Reconciling God’s Goodness with Our Suffering
I’ll never forget it.
I can never unsee it and I can never unfeel it.
The pain of watching the ultrasound tech search for that once-obvious baby while contractions pulsed and tears filled my eyes, was one of the most traumatic things I’ve experienced both physically and emotionally.
The anxiety caused my body to shake uncontrollably as three words slipped from my lips.
“There’s nothing there.”
Just one week prior, my baby’s heartbeat was flickering on that screen as my heart overflowed with hope and gratitude. But now, the Lord had chosen to take that life away. And I was left with an empty womb, a head full of theology and a heart still asking, “Why Lord?”
The Answers Won’t Suffice
“Why?” is a silly question for a sovereign God. At times we may ask it from a humble heart, but other times it jumps off our tongue as a demand for answers. God may graciously give some of the answers we’re seeking, but many times we’re left wondering. In the midst of grief, those answers tend only to bring more pressing questions rather than comfort to our souls.
We recognize that God is sovereign, but how can he be good when what we’re facing is so very bad? In our effort to find a reason for our heartbreaking reality, we search for the writing on the wall or a sign to explain our pain. But what about when the answers we find, or the lack there of, leave us feeling abandoned and clawing at the heart of God, begging for understanding? Or what about when the trials we face tempt us to doubt or even—God-forbid—ponder abandoning him?
Recently, a reader shared with me her struggle with Reformed Theology because it’s hard to swallow that God could be in control over the suffering she’s faced. If God is both sovereign and good, how do we reconcile those attributes with our suffering? How do we scoop up our broken heart and lay it at the feet of the God who allowed it to be crushed?
Tyrant or Powerless?
All of God’s attributes flow perfectly together, never contradicting one another. I’m not sure if there are any of them more difficult for the human mind to harmonize than his sovereignty and his goodness
Many believe that the Lord is fully sovereign with little sympathy for our pain. Others think he has little control over the happenings of the world he created, but feels sorry for us. He’s either a tyrant or a powerless God just trying to clean up the mess. However, neither of these descriptions are found in Scripture.
Good and Sovereign
The God of the Bible is shown to be perfectly sovereign and perfectly good.
“Our God is in the heavens; he does all that he pleases.” (Psalm 115:3 ESV)
“Remember this and stand firm, recall it to mind, you transgressors, remember the former things of old; for I am God, and there is no other; I am God, and there is none like me, declaring the end from the beginning and from ancient times things not yet done, saying, “My counsel shall stand, and I will accomplish all my purpose,” calling a bird of prey from the east, the man of my counsel from a far country. I have spoken, and I will bring it to pass; I have purposed, and I will do it.” (Isaiah 46:8-11 ESV)
Nothing that passes into your life surprises God. He has a purpose for all things and that includes our suffering. He has promised his children that he will use our trials, sickness, pain and heartbreak for our good. (Romans 8:28). Better is it to have a fully powerful God who is always working on our behalf than to have one who has no power over this fallen world.
His power, though, is not separated from his loving-kindness.
“Oh give thanks to the LORD, for he is good, for his steadfast love endures forever!” (Psalm 107:1 ESV)

Source data ▸
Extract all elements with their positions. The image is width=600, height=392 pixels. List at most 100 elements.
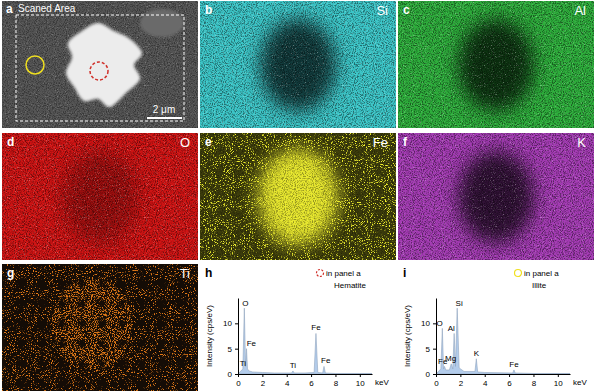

Work to do ▸ Copy word for word the passage of the post on God's goodness and our suffering, from "I can never unsee" to "physically and emotionally.".

Response below ▸
I can never unsee it and I can never unfeel it.
The pain of watching the ultrasound tech search for that once-obvious baby while contractions pulsed and tears filled my eyes, was one of the most traumatic things I’ve experienced both physically and emotionally.